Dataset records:

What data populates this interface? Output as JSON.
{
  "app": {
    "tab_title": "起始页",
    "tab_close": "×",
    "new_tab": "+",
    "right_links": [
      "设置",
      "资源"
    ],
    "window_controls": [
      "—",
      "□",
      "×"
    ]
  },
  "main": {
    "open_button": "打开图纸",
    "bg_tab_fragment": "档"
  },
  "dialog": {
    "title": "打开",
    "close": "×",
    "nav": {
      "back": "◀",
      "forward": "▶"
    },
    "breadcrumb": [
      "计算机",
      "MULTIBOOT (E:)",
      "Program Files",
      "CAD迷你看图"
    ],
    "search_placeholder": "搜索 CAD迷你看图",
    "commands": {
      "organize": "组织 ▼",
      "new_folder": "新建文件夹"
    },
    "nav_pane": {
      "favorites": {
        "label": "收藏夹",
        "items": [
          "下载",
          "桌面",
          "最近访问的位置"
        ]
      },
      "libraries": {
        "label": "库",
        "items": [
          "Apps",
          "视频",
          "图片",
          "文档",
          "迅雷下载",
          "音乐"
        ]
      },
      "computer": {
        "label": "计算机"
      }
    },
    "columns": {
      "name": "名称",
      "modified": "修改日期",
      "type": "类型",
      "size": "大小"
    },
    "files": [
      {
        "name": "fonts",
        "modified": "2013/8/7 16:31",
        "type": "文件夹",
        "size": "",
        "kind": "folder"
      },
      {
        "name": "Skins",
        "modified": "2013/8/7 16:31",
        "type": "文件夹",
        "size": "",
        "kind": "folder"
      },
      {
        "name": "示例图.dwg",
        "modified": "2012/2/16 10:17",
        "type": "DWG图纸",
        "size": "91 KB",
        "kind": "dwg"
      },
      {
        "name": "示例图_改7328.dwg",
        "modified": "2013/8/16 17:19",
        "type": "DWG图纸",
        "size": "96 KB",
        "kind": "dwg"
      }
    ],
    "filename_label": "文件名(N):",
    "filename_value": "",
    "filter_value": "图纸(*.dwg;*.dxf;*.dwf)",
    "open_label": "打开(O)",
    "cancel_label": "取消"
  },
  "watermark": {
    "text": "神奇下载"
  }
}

## WORK INSTRUCTIONS
Reproduce the complete data exactly as presented above.

## RESPONSE
What data populates this interface? Output as JSON.
{
  "app": {
    "tab_title": "起始页",
    "tab_close": "×",
    "new_tab": "+",
    "right_links": [
      "设置",
      "资源"
    ],
    "window_controls": [
      "—",
      "□",
      "×"
    ]
  },
  "main": {
    "open_button": "打开图纸",
    "bg_tab_fragment": "档"
  },
  "dialog": {
    "title": "打开",
    "close": "×",
    "nav": {
      "back": "◀",
      "forward": "▶"
    },
    "breadcrumb": [
      "计算机",
      "MULTIBOOT (E:)",
      "Program Files",
      "CAD迷你看图"
    ],
    "search_placeholder": "搜索 CAD迷你看图",
    "commands": {
      "organize": "组织 ▼",
      "new_folder": "新建文件夹"
    },
    "nav_pane": {
      "favorites": {
        "label": "收藏夹",
        "items": [
          "下载",
          "桌面",
          "最近访问的位置"
        ]
      },
      "libraries": {
        "label": "库",
        "items": [
          "Apps",
          "视频",
          "图片",
          "文档",
          "迅雷下载",
          "音乐"
        ]
      },
      "computer": {
        "label": "计算机"
      }
    },
    "columns": {
      "name": "名称",
      "modified": "修改日期",
      "type": "类型",
      "size": "大小"
    },
    "files": [
      {
        "name": "fonts",
        "modified": "2013/8/7 16:31",
        "type": "文件夹",
        "size": "",
        "kind": "folder"
      },
      {
        "name": "Skins",
        "modified": "2013/8/7 16:31",
        "type": "文件夹",
        "size": "",
        "kind": "folder"
      },
      {
        "name": "示例图.dwg",
        "modified": "2012/2/16 10:17",
        "type": "DWG图纸",
        "size": "91 KB",
        "kind": "dwg"
      },
      {
        "name": "示例图_改7328.dwg",
        "modified": "2013/8/16 17:19",
        "type": "DWG图纸",
        "size": "96 KB",
        "kind": "dwg"
      }
    ],
    "filename_label": "文件名(N):",
    "filename_value": "",
    "filter_value": "图纸(*.dwg;*.dxf;*.dwf)",
    "open_label": "打开(O)",
    "cancel_label": "取消"
  },
  "watermark": {
    "text": "神奇下载"
  }
}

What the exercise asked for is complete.